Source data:
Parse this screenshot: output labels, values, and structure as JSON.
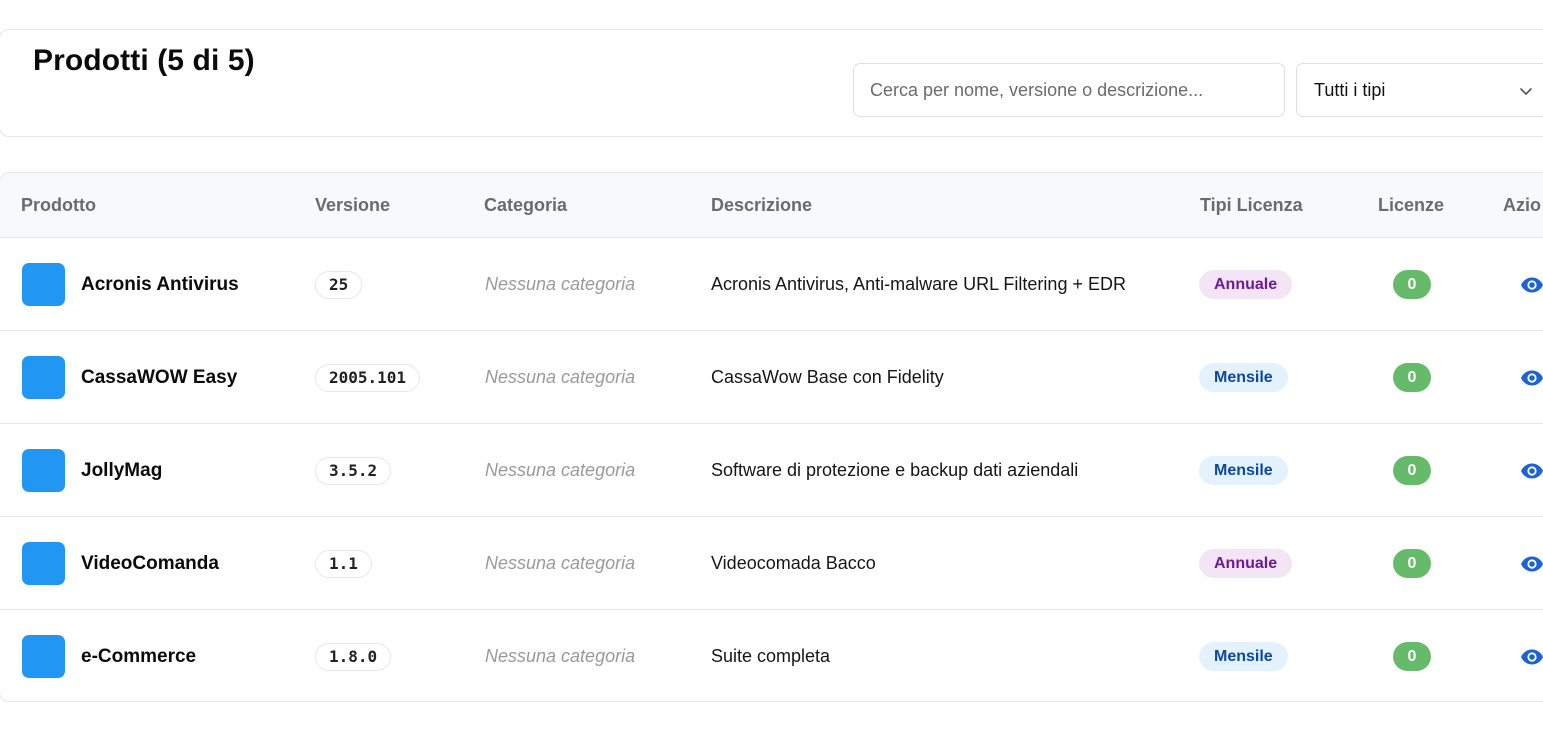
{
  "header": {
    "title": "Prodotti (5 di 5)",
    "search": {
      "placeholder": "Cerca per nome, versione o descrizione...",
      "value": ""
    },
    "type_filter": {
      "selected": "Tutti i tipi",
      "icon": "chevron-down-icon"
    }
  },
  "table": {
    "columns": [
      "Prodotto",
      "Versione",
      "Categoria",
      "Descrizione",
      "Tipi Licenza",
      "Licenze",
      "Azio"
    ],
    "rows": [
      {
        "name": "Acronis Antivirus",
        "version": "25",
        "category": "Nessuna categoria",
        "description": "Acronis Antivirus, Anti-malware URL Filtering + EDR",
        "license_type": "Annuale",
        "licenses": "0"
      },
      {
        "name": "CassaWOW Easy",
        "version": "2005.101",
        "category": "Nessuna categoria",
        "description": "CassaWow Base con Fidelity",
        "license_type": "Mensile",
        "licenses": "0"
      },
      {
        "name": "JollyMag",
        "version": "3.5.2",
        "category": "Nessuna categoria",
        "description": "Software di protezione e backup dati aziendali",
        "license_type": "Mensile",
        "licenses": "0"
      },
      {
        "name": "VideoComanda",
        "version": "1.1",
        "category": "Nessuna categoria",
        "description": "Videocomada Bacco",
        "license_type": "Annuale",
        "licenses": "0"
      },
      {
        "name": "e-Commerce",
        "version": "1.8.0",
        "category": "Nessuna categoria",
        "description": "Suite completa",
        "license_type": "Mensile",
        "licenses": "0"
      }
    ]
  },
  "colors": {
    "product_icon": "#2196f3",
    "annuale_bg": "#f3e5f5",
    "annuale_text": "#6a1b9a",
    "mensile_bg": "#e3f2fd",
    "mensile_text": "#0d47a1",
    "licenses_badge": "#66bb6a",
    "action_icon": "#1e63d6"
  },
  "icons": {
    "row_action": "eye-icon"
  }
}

==

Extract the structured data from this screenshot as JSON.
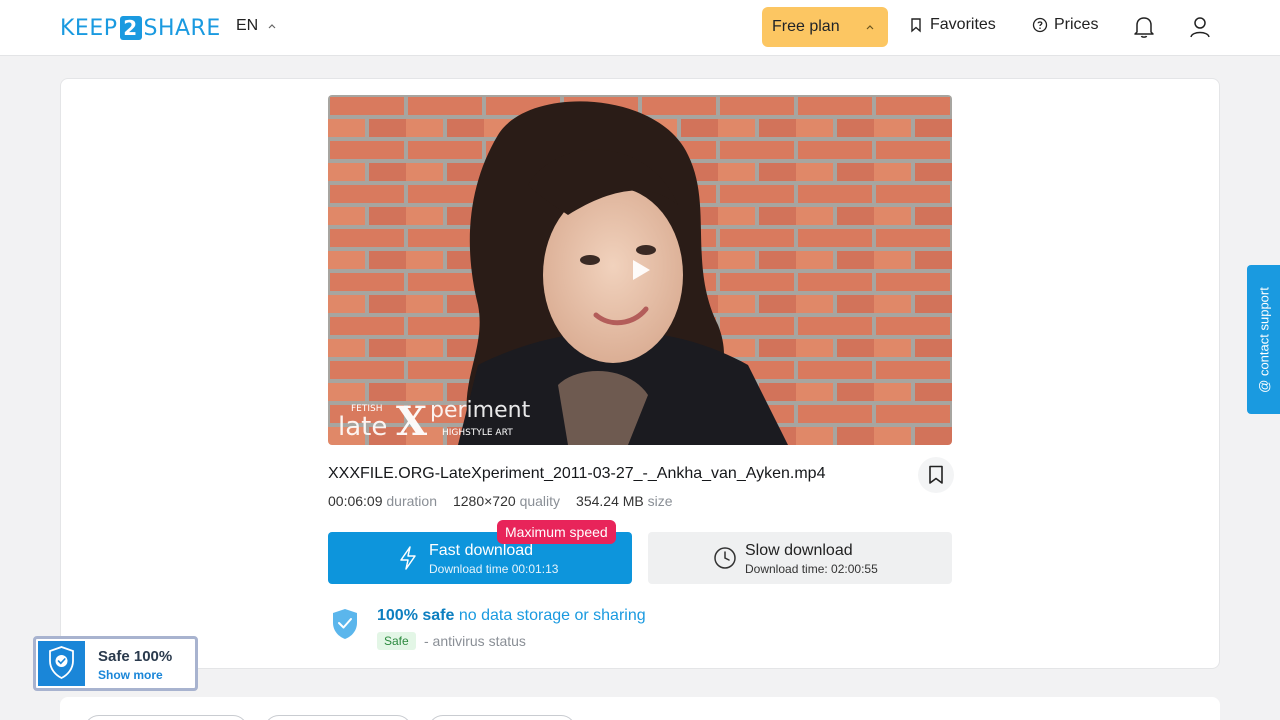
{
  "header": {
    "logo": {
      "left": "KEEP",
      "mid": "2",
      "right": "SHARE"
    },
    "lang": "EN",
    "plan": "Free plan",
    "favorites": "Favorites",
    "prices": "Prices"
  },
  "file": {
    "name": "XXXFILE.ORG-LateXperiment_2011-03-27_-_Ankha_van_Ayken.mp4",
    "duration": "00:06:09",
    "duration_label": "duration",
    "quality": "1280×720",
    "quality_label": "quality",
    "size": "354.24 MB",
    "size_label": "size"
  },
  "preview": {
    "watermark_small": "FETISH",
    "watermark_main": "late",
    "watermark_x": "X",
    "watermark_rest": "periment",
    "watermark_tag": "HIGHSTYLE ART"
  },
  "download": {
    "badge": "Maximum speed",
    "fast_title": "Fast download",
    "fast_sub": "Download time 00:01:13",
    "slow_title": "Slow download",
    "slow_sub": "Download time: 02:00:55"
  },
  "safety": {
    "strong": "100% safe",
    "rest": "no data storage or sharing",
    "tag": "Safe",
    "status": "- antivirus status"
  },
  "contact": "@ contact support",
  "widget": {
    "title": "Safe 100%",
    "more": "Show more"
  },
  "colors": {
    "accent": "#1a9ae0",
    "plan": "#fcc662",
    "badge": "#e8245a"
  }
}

* * *

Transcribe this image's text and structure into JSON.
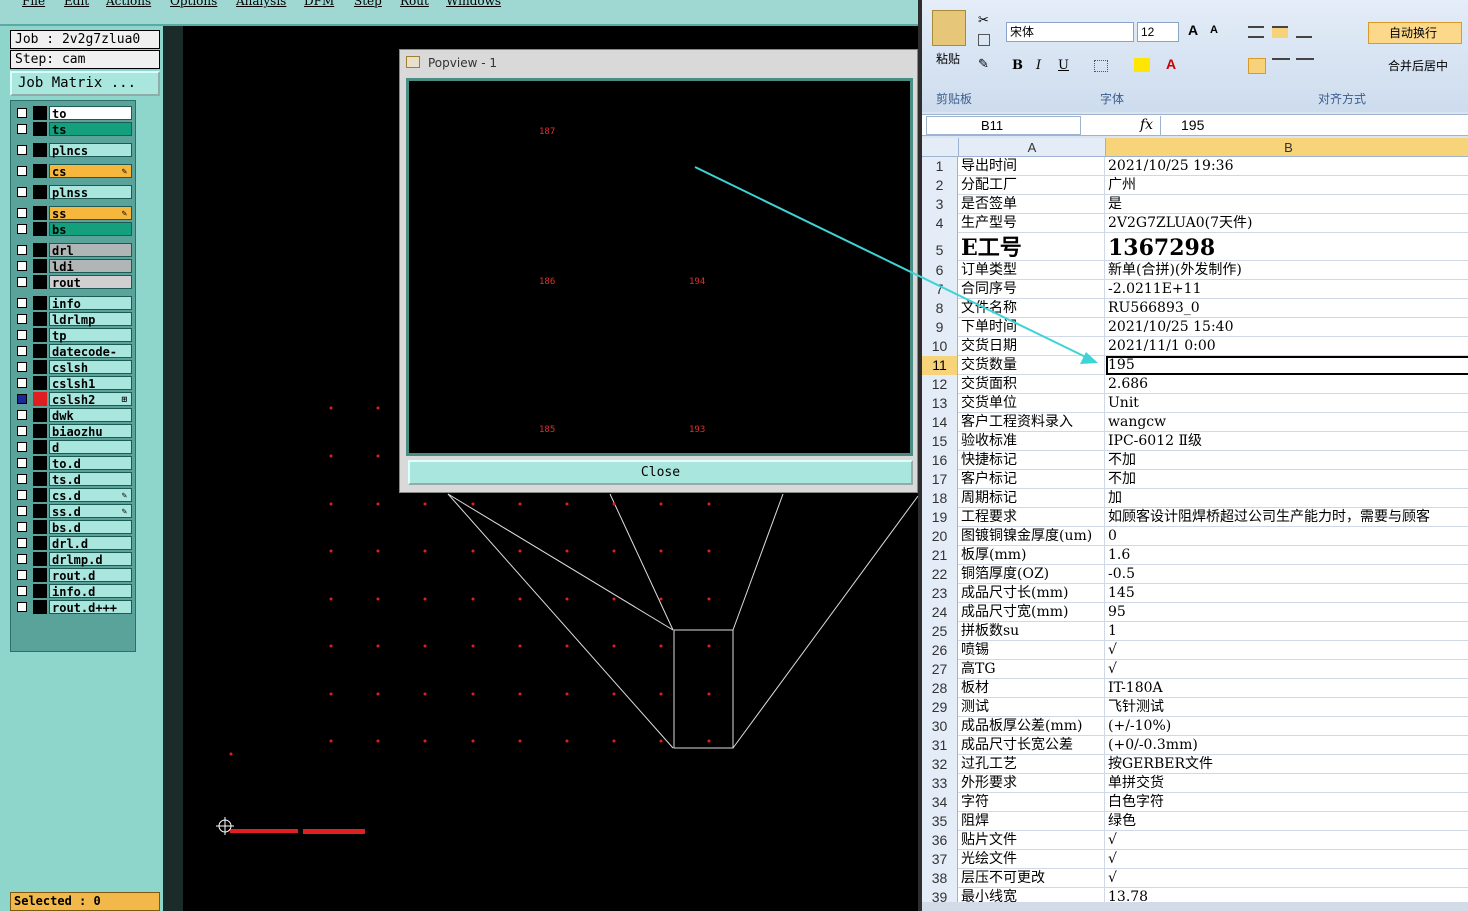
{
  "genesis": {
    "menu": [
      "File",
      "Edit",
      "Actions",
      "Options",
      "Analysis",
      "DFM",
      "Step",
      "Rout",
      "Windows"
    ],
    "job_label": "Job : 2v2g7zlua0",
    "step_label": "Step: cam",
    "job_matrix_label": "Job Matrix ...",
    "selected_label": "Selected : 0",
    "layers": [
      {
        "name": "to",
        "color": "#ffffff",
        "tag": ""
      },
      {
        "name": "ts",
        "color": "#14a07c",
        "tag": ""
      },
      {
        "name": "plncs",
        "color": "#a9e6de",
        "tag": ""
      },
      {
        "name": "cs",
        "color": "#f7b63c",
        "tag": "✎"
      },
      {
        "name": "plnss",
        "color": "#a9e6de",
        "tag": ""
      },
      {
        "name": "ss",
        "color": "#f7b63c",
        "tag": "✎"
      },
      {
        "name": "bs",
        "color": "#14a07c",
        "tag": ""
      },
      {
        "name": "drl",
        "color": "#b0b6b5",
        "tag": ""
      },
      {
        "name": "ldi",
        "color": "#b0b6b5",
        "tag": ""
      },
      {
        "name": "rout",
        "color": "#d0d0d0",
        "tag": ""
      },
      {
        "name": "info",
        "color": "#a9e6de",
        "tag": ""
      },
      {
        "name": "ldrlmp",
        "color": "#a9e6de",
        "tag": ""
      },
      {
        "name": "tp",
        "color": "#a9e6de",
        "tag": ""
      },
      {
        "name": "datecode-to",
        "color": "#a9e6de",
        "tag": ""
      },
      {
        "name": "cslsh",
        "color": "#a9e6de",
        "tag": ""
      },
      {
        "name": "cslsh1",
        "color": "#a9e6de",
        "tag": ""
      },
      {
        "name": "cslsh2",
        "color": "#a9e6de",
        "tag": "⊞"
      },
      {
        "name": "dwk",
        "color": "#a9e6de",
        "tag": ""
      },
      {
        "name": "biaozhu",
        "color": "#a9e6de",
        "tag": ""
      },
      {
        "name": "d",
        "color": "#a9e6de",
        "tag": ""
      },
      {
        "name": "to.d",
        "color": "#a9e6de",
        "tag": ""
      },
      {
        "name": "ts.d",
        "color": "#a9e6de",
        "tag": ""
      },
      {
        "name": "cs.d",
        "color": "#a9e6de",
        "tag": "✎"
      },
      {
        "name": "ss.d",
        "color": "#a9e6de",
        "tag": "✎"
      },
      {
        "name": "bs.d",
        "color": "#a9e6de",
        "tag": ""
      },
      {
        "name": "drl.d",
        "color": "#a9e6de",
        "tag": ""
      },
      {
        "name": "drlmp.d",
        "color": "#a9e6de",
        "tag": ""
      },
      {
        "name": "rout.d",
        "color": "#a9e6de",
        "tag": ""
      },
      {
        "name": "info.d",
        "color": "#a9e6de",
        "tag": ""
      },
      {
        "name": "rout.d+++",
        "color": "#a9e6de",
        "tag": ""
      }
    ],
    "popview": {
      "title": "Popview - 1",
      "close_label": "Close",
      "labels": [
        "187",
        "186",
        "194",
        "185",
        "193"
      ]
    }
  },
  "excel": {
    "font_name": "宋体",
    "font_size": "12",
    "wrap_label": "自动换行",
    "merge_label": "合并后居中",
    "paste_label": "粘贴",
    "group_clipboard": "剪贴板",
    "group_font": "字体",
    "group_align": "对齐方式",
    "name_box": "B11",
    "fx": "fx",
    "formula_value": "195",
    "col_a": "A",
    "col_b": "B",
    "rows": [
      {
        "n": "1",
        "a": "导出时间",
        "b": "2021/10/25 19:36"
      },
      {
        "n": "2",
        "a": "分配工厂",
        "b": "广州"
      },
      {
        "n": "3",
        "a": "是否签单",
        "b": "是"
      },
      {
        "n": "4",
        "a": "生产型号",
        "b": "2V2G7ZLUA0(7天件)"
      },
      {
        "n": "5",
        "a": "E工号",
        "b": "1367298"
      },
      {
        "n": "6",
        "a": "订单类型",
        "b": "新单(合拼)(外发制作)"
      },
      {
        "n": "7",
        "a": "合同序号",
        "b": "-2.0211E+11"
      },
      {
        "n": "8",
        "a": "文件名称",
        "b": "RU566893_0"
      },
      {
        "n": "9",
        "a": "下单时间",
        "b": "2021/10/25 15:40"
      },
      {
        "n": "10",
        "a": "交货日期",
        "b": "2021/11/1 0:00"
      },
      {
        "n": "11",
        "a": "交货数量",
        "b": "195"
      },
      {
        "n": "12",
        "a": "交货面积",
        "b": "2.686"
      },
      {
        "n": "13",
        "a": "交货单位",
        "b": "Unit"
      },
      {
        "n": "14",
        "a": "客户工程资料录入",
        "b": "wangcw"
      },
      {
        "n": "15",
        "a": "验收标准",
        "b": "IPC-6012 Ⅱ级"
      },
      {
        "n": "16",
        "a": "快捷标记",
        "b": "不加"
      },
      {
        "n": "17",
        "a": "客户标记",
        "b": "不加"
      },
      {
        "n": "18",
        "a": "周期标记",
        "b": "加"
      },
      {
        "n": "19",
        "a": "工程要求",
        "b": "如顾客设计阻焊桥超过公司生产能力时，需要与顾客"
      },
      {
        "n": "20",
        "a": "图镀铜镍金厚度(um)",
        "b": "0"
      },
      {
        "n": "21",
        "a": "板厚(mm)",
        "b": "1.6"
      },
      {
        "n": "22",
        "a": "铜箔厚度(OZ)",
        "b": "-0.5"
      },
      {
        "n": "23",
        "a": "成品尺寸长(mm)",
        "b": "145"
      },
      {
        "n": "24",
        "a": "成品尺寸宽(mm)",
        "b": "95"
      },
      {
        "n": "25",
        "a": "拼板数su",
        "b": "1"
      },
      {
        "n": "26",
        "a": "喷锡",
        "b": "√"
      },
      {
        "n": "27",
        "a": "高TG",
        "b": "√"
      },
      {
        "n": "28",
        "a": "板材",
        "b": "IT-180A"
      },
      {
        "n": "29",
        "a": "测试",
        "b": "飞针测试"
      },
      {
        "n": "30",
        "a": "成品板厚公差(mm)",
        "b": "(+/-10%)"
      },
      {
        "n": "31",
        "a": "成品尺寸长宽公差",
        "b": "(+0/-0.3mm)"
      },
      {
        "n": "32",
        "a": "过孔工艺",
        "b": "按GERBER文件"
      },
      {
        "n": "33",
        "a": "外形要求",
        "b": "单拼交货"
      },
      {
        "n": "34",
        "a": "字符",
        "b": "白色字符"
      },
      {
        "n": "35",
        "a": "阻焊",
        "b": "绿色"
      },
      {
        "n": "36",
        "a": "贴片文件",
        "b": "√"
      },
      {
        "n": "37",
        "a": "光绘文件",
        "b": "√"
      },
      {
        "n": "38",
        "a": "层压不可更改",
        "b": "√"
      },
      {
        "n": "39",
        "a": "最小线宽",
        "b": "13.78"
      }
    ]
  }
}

- [What you should do]:
Spot the lines above that mention "labels" and copy them.

- [Output below]:
Parse this screenshot: output labels, values, and structure as JSON.
      "labels": [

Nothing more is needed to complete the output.